- **Exercise data**:
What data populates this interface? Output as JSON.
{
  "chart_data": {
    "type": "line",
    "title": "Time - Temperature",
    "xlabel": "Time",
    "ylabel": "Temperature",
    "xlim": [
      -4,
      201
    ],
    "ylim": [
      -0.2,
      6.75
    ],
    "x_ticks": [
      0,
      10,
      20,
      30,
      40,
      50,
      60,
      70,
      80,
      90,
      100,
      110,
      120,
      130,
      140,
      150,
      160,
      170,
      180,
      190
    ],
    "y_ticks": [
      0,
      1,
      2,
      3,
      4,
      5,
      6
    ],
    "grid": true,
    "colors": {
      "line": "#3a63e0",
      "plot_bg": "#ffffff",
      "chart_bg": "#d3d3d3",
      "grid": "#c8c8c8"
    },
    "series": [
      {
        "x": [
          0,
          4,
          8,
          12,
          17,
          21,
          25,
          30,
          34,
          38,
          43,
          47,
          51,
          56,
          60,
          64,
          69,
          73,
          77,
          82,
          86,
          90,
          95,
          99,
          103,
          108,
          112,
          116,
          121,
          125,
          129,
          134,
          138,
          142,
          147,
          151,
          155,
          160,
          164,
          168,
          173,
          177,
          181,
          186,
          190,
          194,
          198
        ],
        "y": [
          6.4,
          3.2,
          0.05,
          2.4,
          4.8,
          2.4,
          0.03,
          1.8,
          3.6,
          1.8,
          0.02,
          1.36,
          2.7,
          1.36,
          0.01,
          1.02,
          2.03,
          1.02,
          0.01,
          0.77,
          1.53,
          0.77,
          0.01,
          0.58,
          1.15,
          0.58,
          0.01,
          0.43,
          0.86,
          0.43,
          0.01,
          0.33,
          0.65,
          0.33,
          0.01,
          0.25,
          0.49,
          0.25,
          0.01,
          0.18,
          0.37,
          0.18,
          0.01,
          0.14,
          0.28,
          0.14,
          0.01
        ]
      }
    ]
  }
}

- **The exercise**: Using the material above, copy every line in which the string "Temperature" occurs.

- **Answer to this problem**:
    "title": "Time - Temperature",
    "ylabel": "Temperature",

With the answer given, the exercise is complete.